While you are abroad
- Remember that at points of entry and exit, countries claim a right to search and seize your technology. If you experience this, comply with the official's request. Once there is a resolution, please contact USC.
- Remember that public networks should not be trusted.
- Remember that in some countries, governments may monitor your internet use without informing you. Do not assume your internet presence or your internet conversations are private.
- Be cautious with your electronic devices at all times, especially in crowded and public places.
- Assume that any computer you use, other than your own, is unprotected.
After you return to the United States
- Change your USC network password and change passwords for your frequently-accessed sites (e.g. email accounts, social media etc.).
Photos & Videos
While nearly everyone looks forward to documenting their travelers through photography, it is important to keep certain cultural and legal considerations in mind, as norms around photography can greatly vary across the globe.
- In some areas, taking photographs of individuals (especially women) is considered culturally inappropriate and may cause offense. In other places, individuals may expect a tip if you take a photograph of them. At some cultural or religious sites, or in some museums, it may be inappropriate to take photographs or use selfie sticks. When in doubt, always ask before snapping a picture.
- Sometimes, there are legal issues surrounding photography. Do not take pictures of military facilities or in secure government facilities, such as the airport security line. Depending on where you are, it might be illegal to photograph government buildings or certain religious structures. If you see a sign or receive a warning not to take a photograph, abide by it. Ignoring such restrictions may result in the confiscation of your camera or even your arrest.

■ Record excerpts ■
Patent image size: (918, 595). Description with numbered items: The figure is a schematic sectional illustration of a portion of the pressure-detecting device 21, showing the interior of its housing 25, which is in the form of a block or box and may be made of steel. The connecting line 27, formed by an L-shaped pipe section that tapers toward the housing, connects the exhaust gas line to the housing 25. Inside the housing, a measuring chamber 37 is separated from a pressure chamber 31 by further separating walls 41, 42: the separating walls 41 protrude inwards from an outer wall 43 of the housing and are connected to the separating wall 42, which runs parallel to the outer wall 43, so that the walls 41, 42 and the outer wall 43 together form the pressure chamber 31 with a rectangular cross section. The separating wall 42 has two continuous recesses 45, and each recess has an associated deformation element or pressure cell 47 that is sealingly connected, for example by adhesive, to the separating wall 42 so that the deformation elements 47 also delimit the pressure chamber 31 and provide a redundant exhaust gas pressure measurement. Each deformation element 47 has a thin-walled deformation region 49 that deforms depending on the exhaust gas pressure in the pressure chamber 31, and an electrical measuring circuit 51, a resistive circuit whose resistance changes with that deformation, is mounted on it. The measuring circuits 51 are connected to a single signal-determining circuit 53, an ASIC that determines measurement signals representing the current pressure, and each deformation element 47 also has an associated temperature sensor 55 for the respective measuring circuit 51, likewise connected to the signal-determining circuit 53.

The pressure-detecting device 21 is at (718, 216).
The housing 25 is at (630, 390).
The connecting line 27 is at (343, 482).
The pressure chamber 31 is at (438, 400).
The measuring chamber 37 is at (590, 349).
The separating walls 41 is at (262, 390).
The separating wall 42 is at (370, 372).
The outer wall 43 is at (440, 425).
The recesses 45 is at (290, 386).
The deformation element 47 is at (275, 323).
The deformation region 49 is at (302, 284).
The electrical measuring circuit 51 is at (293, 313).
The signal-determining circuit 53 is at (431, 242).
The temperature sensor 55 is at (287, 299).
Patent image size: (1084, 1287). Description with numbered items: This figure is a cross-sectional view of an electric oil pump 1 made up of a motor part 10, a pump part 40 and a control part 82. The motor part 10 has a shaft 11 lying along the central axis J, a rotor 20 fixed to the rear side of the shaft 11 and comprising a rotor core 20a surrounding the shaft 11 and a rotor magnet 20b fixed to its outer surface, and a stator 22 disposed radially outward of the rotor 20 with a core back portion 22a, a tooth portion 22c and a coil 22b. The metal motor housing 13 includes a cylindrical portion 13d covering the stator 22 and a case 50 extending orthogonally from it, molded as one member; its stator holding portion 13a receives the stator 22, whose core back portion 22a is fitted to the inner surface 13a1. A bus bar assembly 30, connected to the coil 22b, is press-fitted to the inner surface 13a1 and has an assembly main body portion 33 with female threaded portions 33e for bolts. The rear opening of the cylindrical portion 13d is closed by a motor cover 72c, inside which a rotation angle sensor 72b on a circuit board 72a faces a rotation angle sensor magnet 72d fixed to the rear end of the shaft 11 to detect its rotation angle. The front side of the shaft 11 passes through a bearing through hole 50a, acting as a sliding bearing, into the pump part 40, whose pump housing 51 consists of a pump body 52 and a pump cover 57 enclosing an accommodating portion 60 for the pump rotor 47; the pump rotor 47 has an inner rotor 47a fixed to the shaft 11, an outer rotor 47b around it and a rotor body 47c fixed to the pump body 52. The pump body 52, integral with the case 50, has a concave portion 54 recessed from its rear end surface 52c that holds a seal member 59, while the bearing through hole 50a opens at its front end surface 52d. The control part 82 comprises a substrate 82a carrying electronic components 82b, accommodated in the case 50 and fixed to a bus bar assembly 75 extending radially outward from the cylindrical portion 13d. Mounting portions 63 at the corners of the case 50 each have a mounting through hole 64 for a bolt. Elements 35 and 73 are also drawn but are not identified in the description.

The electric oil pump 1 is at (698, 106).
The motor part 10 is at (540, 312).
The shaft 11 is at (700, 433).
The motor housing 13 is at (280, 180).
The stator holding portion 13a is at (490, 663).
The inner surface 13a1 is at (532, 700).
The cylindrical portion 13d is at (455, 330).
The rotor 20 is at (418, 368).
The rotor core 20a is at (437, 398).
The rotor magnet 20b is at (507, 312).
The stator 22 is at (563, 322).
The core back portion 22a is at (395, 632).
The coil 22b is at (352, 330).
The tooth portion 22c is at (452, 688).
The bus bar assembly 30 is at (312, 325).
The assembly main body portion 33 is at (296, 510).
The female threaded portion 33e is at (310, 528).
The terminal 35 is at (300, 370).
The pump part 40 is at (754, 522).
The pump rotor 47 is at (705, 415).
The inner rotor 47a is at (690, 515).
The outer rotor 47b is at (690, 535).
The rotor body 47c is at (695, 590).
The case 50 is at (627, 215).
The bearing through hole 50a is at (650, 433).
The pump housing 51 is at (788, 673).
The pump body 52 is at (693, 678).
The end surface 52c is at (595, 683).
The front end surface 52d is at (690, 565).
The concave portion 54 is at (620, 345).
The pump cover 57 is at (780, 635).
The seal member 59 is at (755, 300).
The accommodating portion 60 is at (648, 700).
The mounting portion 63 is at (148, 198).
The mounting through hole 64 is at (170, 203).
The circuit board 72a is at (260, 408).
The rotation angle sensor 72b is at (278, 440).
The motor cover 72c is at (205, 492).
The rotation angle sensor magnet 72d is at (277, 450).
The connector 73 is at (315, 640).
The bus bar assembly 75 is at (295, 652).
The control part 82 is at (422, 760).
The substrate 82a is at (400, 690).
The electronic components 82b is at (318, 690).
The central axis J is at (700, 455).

■ Challenge ■
According to the travel guidance excerpt, which passwords should you change after returning to the United States?

■ Worked answer ■
Your USC network password and the passwords for frequently accessed sites, such as email and social media accounts.